Arrange the data as a numbered list, starting at its first line and ending at the line that contains "layer-thumbnail: [648, 256, 692, 286]", both included. Leave out any blank lines.

**MATERIAL**
- - - - -

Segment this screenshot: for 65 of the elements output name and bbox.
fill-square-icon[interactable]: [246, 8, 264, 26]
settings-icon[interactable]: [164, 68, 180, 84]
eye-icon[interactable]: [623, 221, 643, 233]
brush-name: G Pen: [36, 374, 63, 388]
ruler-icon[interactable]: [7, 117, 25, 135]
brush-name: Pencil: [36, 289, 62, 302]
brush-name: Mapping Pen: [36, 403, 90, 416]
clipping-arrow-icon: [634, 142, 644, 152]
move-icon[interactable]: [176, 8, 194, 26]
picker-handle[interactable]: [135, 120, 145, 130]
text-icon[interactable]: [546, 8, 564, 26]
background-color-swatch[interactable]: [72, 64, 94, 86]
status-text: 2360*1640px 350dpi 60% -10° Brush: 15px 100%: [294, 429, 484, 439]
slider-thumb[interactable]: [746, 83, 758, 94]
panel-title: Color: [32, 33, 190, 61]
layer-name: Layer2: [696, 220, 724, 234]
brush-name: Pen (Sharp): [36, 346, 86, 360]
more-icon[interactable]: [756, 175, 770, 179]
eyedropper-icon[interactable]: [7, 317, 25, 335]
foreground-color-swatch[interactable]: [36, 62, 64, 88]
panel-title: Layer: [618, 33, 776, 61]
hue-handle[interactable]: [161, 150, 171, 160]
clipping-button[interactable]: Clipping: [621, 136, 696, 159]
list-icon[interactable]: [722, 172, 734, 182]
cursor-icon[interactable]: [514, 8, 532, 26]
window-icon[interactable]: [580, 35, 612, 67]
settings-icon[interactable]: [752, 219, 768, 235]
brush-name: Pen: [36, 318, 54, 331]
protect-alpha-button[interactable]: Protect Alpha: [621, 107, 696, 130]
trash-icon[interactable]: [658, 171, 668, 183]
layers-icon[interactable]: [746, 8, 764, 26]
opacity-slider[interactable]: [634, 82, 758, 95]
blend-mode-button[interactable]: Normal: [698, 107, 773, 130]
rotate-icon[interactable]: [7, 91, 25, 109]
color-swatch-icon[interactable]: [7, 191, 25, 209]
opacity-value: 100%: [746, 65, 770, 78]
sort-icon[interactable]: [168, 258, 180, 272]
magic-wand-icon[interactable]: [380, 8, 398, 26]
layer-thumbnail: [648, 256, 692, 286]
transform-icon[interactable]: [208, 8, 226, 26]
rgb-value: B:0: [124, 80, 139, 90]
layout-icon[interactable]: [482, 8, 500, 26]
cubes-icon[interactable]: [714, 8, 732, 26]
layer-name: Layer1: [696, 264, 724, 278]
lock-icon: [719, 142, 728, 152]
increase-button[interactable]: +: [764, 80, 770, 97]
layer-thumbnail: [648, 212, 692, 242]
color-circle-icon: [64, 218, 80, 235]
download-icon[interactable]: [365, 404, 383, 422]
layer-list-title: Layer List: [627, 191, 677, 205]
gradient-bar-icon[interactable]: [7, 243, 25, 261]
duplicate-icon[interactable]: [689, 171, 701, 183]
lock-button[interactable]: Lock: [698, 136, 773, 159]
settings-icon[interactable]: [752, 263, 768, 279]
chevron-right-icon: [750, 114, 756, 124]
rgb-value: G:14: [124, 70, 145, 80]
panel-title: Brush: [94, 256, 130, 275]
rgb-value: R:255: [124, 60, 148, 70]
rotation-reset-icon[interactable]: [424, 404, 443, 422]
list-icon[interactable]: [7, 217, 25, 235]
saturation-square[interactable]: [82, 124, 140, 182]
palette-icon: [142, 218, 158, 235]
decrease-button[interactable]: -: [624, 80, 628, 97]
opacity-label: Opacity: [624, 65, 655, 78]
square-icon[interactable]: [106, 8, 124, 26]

- - - - -

**ANSWER TO THE PROBLEM**
1. Segment this screenshot: for 65 of the elements output name and bbox.
2. fill-square-icon[interactable]: [246, 8, 264, 26]
3. settings-icon[interactable]: [164, 68, 180, 84]
4. eye-icon[interactable]: [623, 221, 643, 233]
5. brush-name: G Pen: [36, 374, 63, 388]
6. ruler-icon[interactable]: [7, 117, 25, 135]
7. brush-name: Pencil: [36, 289, 62, 302]
8. brush-name: Mapping Pen: [36, 403, 90, 416]
9. clipping-arrow-icon: [634, 142, 644, 152]
10. move-icon[interactable]: [176, 8, 194, 26]
11. picker-handle[interactable]: [135, 120, 145, 130]
12. text-icon[interactable]: [546, 8, 564, 26]
13. background-color-swatch[interactable]: [72, 64, 94, 86]
14. status-text: 2360*1640px 350dpi 60% -10° Brush: 15px 100%: [294, 429, 484, 439]
15. slider-thumb[interactable]: [746, 83, 758, 94]
16. panel-title: Color: [32, 33, 190, 61]
17. layer-name: Layer2: [696, 220, 724, 234]
18. brush-name: Pen (Sharp): [36, 346, 86, 360]
19. more-icon[interactable]: [756, 175, 770, 179]
20. eyedropper-icon[interactable]: [7, 317, 25, 335]
21. foreground-color-swatch[interactable]: [36, 62, 64, 88]
22. panel-title: Layer: [618, 33, 776, 61]
23. hue-handle[interactable]: [161, 150, 171, 160]
24. clipping-button[interactable]: Clipping: [621, 136, 696, 159]
25. list-icon[interactable]: [722, 172, 734, 182]
26. cursor-icon[interactable]: [514, 8, 532, 26]
27. window-icon[interactable]: [580, 35, 612, 67]
28. settings-icon[interactable]: [752, 219, 768, 235]
29. brush-name: Pen: [36, 318, 54, 331]
30. protect-alpha-button[interactable]: Protect Alpha: [621, 107, 696, 130]
31. trash-icon[interactable]: [658, 171, 668, 183]
32. layers-icon[interactable]: [746, 8, 764, 26]
33. opacity-slider[interactable]: [634, 82, 758, 95]
34. blend-mode-button[interactable]: Normal: [698, 107, 773, 130]
35. rotate-icon[interactable]: [7, 91, 25, 109]
36. color-swatch-icon[interactable]: [7, 191, 25, 209]
37. opacity-value: 100%: [746, 65, 770, 78]
38. sort-icon[interactable]: [168, 258, 180, 272]
39. magic-wand-icon[interactable]: [380, 8, 398, 26]
40. layer-thumbnail: [648, 256, 692, 286]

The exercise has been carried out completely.